● Exercise aim: Exclude the pictures and reproduce the remaining data exactly as written.

• • •

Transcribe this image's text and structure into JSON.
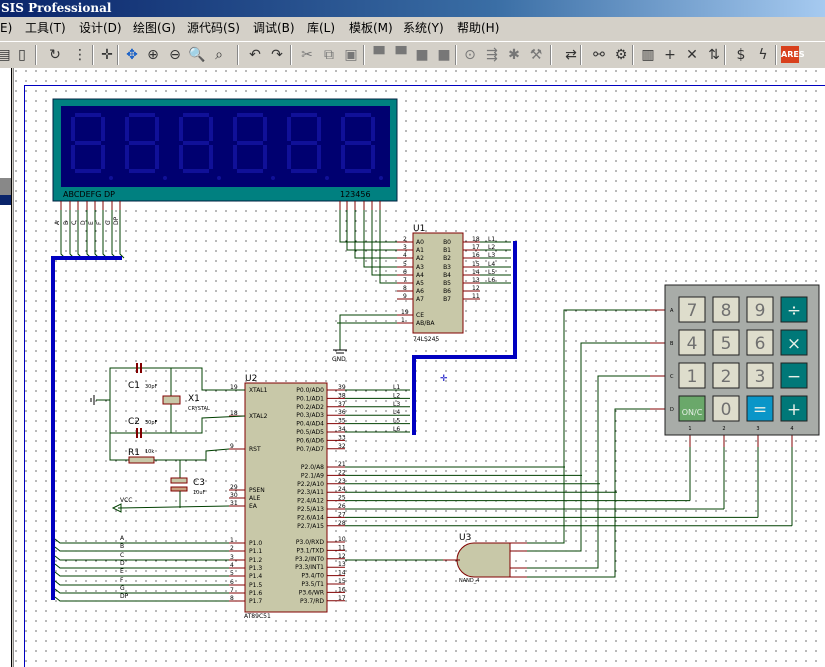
{
  "window": {
    "title": "SIS Professional"
  },
  "menu": [
    "E)",
    "工具(T)",
    "设计(D)",
    "绘图(G)",
    "源代码(S)",
    "调试(B)",
    "库(L)",
    "模板(M)",
    "系统(Y)",
    "帮助(H)"
  ],
  "toolbar": [
    {
      "icon": "print-icon",
      "g": "▤"
    },
    {
      "icon": "page-icon",
      "g": "▯"
    },
    {
      "icon": "refresh-icon",
      "g": "↻"
    },
    {
      "icon": "grid-icon",
      "g": "⋮"
    },
    {
      "icon": "origin-icon",
      "g": "✛"
    },
    {
      "icon": "pan-icon",
      "g": "✥"
    },
    {
      "icon": "zoom-in-icon",
      "g": "⊕"
    },
    {
      "icon": "zoom-out-icon",
      "g": "⊖"
    },
    {
      "icon": "zoom-all-icon",
      "g": "🔍"
    },
    {
      "icon": "zoom-area-icon",
      "g": "⌕"
    },
    {
      "icon": "undo-icon",
      "g": "↶"
    },
    {
      "icon": "redo-icon",
      "g": "↷"
    },
    {
      "icon": "cut-icon",
      "g": "✂"
    },
    {
      "icon": "copy-icon",
      "g": "⧉"
    },
    {
      "icon": "paste-icon",
      "g": "▣"
    },
    {
      "icon": "block-copy-icon",
      "g": "▀"
    },
    {
      "icon": "block-move-icon",
      "g": "▀"
    },
    {
      "icon": "block-rotate-icon",
      "g": "■"
    },
    {
      "icon": "block-delete-icon",
      "g": "■"
    },
    {
      "icon": "pick-device-icon",
      "g": "⊙"
    },
    {
      "icon": "make-device-icon",
      "g": "⇶"
    },
    {
      "icon": "package-icon",
      "g": "✱"
    },
    {
      "icon": "decompose-icon",
      "g": "⚒"
    },
    {
      "icon": "wire-autorouter-icon",
      "g": "⇄"
    },
    {
      "icon": "search-icon",
      "g": "⚯"
    },
    {
      "icon": "property-tool-icon",
      "g": "⚙"
    },
    {
      "icon": "new-sheet-icon",
      "g": "▥"
    },
    {
      "icon": "add-sheet-icon",
      "g": "+"
    },
    {
      "icon": "remove-sheet-icon",
      "g": "✕"
    },
    {
      "icon": "goto-child-icon",
      "g": "⇅"
    },
    {
      "icon": "bill-of-materials-icon",
      "g": "$"
    },
    {
      "icon": "electrical-check-icon",
      "g": "ϟ"
    },
    {
      "icon": "ares-icon",
      "g": "ARES"
    }
  ],
  "lcd": {
    "segments_label": "ABCDEFG  DP",
    "digits_label": "123456",
    "pin_labels": [
      "A",
      "B",
      "C",
      "D",
      "E",
      "F",
      "G",
      "DP"
    ]
  },
  "u1": {
    "ref": "U1",
    "part": "74LS245",
    "left": [
      [
        "2",
        "A0"
      ],
      [
        "3",
        "A1"
      ],
      [
        "4",
        "A2"
      ],
      [
        "5",
        "A3"
      ],
      [
        "6",
        "A4"
      ],
      [
        "7",
        "A5"
      ],
      [
        "8",
        "A6"
      ],
      [
        "9",
        "A7"
      ]
    ],
    "ctrl": [
      [
        "19",
        "CE"
      ],
      [
        "1",
        "AB/BA"
      ]
    ],
    "right": [
      [
        "18",
        "B0",
        "L1"
      ],
      [
        "17",
        "B1",
        "L2"
      ],
      [
        "16",
        "B2",
        "L3"
      ],
      [
        "15",
        "B3",
        "L4"
      ],
      [
        "14",
        "B4",
        "L5"
      ],
      [
        "13",
        "B5",
        "L6"
      ],
      [
        "12",
        "B6",
        ""
      ],
      [
        "11",
        "B7",
        ""
      ]
    ],
    "gnd": "GND"
  },
  "u2": {
    "ref": "U2",
    "part": "AT89C51",
    "left": [
      [
        "19",
        "XTAL1"
      ],
      [
        "18",
        "XTAL2"
      ],
      [
        "9",
        "RST"
      ],
      [
        "29",
        "PSEN"
      ],
      [
        "30",
        "ALE"
      ],
      [
        "31",
        "EA"
      ],
      [
        "1",
        "P1.0"
      ],
      [
        "2",
        "P1.1"
      ],
      [
        "3",
        "P1.2"
      ],
      [
        "4",
        "P1.3"
      ],
      [
        "5",
        "P1.4"
      ],
      [
        "6",
        "P1.5"
      ],
      [
        "7",
        "P1.6"
      ],
      [
        "8",
        "P1.7"
      ]
    ],
    "p0": [
      [
        "39",
        "P0.0/AD0",
        "L1"
      ],
      [
        "38",
        "P0.1/AD1",
        "L2"
      ],
      [
        "37",
        "P0.2/AD2",
        "L3"
      ],
      [
        "36",
        "P0.3/AD3",
        "L4"
      ],
      [
        "35",
        "P0.4/AD4",
        "L5"
      ],
      [
        "34",
        "P0.5/AD5",
        "L6"
      ],
      [
        "33",
        "P0.6/AD6",
        ""
      ],
      [
        "32",
        "P0.7/AD7",
        ""
      ]
    ],
    "p2": [
      [
        "21",
        "P2.0/A8"
      ],
      [
        "22",
        "P2.1/A9"
      ],
      [
        "23",
        "P2.2/A10"
      ],
      [
        "24",
        "P2.3/A11"
      ],
      [
        "25",
        "P2.4/A12"
      ],
      [
        "26",
        "P2.5/A13"
      ],
      [
        "27",
        "P2.6/A14"
      ],
      [
        "28",
        "P2.7/A15"
      ]
    ],
    "p3": [
      [
        "10",
        "P3.0/RXD"
      ],
      [
        "11",
        "P3.1/TXD"
      ],
      [
        "12",
        "P3.2/INT0"
      ],
      [
        "13",
        "P3.3/INT1"
      ],
      [
        "14",
        "P3.4/T0"
      ],
      [
        "15",
        "P3.5/T1"
      ],
      [
        "16",
        "P3.6/WR"
      ],
      [
        "17",
        "P3.7/RD"
      ]
    ],
    "p1_nets": [
      "A",
      "B",
      "C",
      "D",
      "E",
      "F",
      "G",
      "DP"
    ]
  },
  "components": {
    "c1": "C1",
    "c1v": "30pF",
    "c2": "C2",
    "c2v": "30pF",
    "x1": "X1",
    "x1v": "CRYSTAL",
    "r1": "R1",
    "r1v": "10k",
    "c3": "C3",
    "c3v": "10uF",
    "vcc": "VCC"
  },
  "u3": {
    "ref": "U3",
    "part": "NAND_4"
  },
  "keypad": {
    "rows": [
      "A",
      "B",
      "C",
      "D"
    ],
    "cols": [
      "1",
      "2",
      "3",
      "4"
    ],
    "keys": [
      [
        "7",
        "8",
        "9",
        "÷"
      ],
      [
        "4",
        "5",
        "6",
        "×"
      ],
      [
        "1",
        "2",
        "3",
        "−"
      ],
      [
        "ON/C",
        "0",
        "=",
        "+"
      ]
    ],
    "colors": {
      "num": "#deddcc",
      "op": "#007878",
      "on": "#6aa86a",
      "eq": "#0a96c8",
      "body": "#a8aca8"
    }
  },
  "colors": {
    "wire": "#004000",
    "pin": "#800000",
    "bus": "#0000c0",
    "chip": "#c8c8a8",
    "lcd_frame": "#008080",
    "lcd_glass": "#000070"
  }
}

• • •

● Expected answer:
Transcribe this image's text and structure into JSON.
{
  "window": {
    "title": "SIS Professional"
  },
  "menu": [
    "E)",
    "工具(T)",
    "设计(D)",
    "绘图(G)",
    "源代码(S)",
    "调试(B)",
    "库(L)",
    "模板(M)",
    "系统(Y)",
    "帮助(H)"
  ],
  "toolbar": [
    {
      "icon": "print-icon",
      "g": "▤"
    },
    {
      "icon": "page-icon",
      "g": "▯"
    },
    {
      "icon": "refresh-icon",
      "g": "↻"
    },
    {
      "icon": "grid-icon",
      "g": "⋮"
    },
    {
      "icon": "origin-icon",
      "g": "✛"
    },
    {
      "icon": "pan-icon",
      "g": "✥"
    },
    {
      "icon": "zoom-in-icon",
      "g": "⊕"
    },
    {
      "icon": "zoom-out-icon",
      "g": "⊖"
    },
    {
      "icon": "zoom-all-icon",
      "g": "🔍"
    },
    {
      "icon": "zoom-area-icon",
      "g": "⌕"
    },
    {
      "icon": "undo-icon",
      "g": "↶"
    },
    {
      "icon": "redo-icon",
      "g": "↷"
    },
    {
      "icon": "cut-icon",
      "g": "✂"
    },
    {
      "icon": "copy-icon",
      "g": "⧉"
    },
    {
      "icon": "paste-icon",
      "g": "▣"
    },
    {
      "icon": "block-copy-icon",
      "g": "▀"
    },
    {
      "icon": "block-move-icon",
      "g": "▀"
    },
    {
      "icon": "block-rotate-icon",
      "g": "■"
    },
    {
      "icon": "block-delete-icon",
      "g": "■"
    },
    {
      "icon": "pick-device-icon",
      "g": "⊙"
    },
    {
      "icon": "make-device-icon",
      "g": "⇶"
    },
    {
      "icon": "package-icon",
      "g": "✱"
    },
    {
      "icon": "decompose-icon",
      "g": "⚒"
    },
    {
      "icon": "wire-autorouter-icon",
      "g": "⇄"
    },
    {
      "icon": "search-icon",
      "g": "⚯"
    },
    {
      "icon": "property-tool-icon",
      "g": "⚙"
    },
    {
      "icon": "new-sheet-icon",
      "g": "▥"
    },
    {
      "icon": "add-sheet-icon",
      "g": "+"
    },
    {
      "icon": "remove-sheet-icon",
      "g": "✕"
    },
    {
      "icon": "goto-child-icon",
      "g": "⇅"
    },
    {
      "icon": "bill-of-materials-icon",
      "g": "$"
    },
    {
      "icon": "electrical-check-icon",
      "g": "ϟ"
    },
    {
      "icon": "ares-icon",
      "g": "ARES"
    }
  ],
  "lcd": {
    "segments_label": "ABCDEFG  DP",
    "digits_label": "123456",
    "pin_labels": [
      "A",
      "B",
      "C",
      "D",
      "E",
      "F",
      "G",
      "DP"
    ]
  },
  "u1": {
    "ref": "U1",
    "part": "74LS245",
    "left": [
      [
        "2",
        "A0"
      ],
      [
        "3",
        "A1"
      ],
      [
        "4",
        "A2"
      ],
      [
        "5",
        "A3"
      ],
      [
        "6",
        "A4"
      ],
      [
        "7",
        "A5"
      ],
      [
        "8",
        "A6"
      ],
      [
        "9",
        "A7"
      ]
    ],
    "ctrl": [
      [
        "19",
        "CE"
      ],
      [
        "1",
        "AB/BA"
      ]
    ],
    "right": [
      [
        "18",
        "B0",
        "L1"
      ],
      [
        "17",
        "B1",
        "L2"
      ],
      [
        "16",
        "B2",
        "L3"
      ],
      [
        "15",
        "B3",
        "L4"
      ],
      [
        "14",
        "B4",
        "L5"
      ],
      [
        "13",
        "B5",
        "L6"
      ],
      [
        "12",
        "B6",
        ""
      ],
      [
        "11",
        "B7",
        ""
      ]
    ],
    "gnd": "GND"
  },
  "u2": {
    "ref": "U2",
    "part": "AT89C51",
    "left": [
      [
        "19",
        "XTAL1"
      ],
      [
        "18",
        "XTAL2"
      ],
      [
        "9",
        "RST"
      ],
      [
        "29",
        "PSEN"
      ],
      [
        "30",
        "ALE"
      ],
      [
        "31",
        "EA"
      ],
      [
        "1",
        "P1.0"
      ],
      [
        "2",
        "P1.1"
      ],
      [
        "3",
        "P1.2"
      ],
      [
        "4",
        "P1.3"
      ],
      [
        "5",
        "P1.4"
      ],
      [
        "6",
        "P1.5"
      ],
      [
        "7",
        "P1.6"
      ],
      [
        "8",
        "P1.7"
      ]
    ],
    "p0": [
      [
        "39",
        "P0.0/AD0",
        "L1"
      ],
      [
        "38",
        "P0.1/AD1",
        "L2"
      ],
      [
        "37",
        "P0.2/AD2",
        "L3"
      ],
      [
        "36",
        "P0.3/AD3",
        "L4"
      ],
      [
        "35",
        "P0.4/AD4",
        "L5"
      ],
      [
        "34",
        "P0.5/AD5",
        "L6"
      ],
      [
        "33",
        "P0.6/AD6",
        ""
      ],
      [
        "32",
        "P0.7/AD7",
        ""
      ]
    ],
    "p2": [
      [
        "21",
        "P2.0/A8"
      ],
      [
        "22",
        "P2.1/A9"
      ],
      [
        "23",
        "P2.2/A10"
      ],
      [
        "24",
        "P2.3/A11"
      ],
      [
        "25",
        "P2.4/A12"
      ],
      [
        "26",
        "P2.5/A13"
      ],
      [
        "27",
        "P2.6/A14"
      ],
      [
        "28",
        "P2.7/A15"
      ]
    ],
    "p3": [
      [
        "10",
        "P3.0/RXD"
      ],
      [
        "11",
        "P3.1/TXD"
      ],
      [
        "12",
        "P3.2/INT0"
      ],
      [
        "13",
        "P3.3/INT1"
      ],
      [
        "14",
        "P3.4/T0"
      ],
      [
        "15",
        "P3.5/T1"
      ],
      [
        "16",
        "P3.6/WR"
      ],
      [
        "17",
        "P3.7/RD"
      ]
    ],
    "p1_nets": [
      "A",
      "B",
      "C",
      "D",
      "E",
      "F",
      "G",
      "DP"
    ]
  },
  "components": {
    "c1": "C1",
    "c1v": "30pF",
    "c2": "C2",
    "c2v": "30pF",
    "x1": "X1",
    "x1v": "CRYSTAL",
    "r1": "R1",
    "r1v": "10k",
    "c3": "C3",
    "c3v": "10uF",
    "vcc": "VCC"
  },
  "u3": {
    "ref": "U3",
    "part": "NAND_4"
  },
  "keypad": {
    "rows": [
      "A",
      "B",
      "C",
      "D"
    ],
    "cols": [
      "1",
      "2",
      "3",
      "4"
    ],
    "keys": [
      [
        "7",
        "8",
        "9",
        "÷"
      ],
      [
        "4",
        "5",
        "6",
        "×"
      ],
      [
        "1",
        "2",
        "3",
        "−"
      ],
      [
        "ON/C",
        "0",
        "=",
        "+"
      ]
    ],
    "colors": {
      "num": "#deddcc",
      "op": "#007878",
      "on": "#6aa86a",
      "eq": "#0a96c8",
      "body": "#a8aca8"
    }
  },
  "colors": {
    "wire": "#004000",
    "pin": "#800000",
    "bus": "#0000c0",
    "chip": "#c8c8a8",
    "lcd_frame": "#008080",
    "lcd_glass": "#000070"
  }
}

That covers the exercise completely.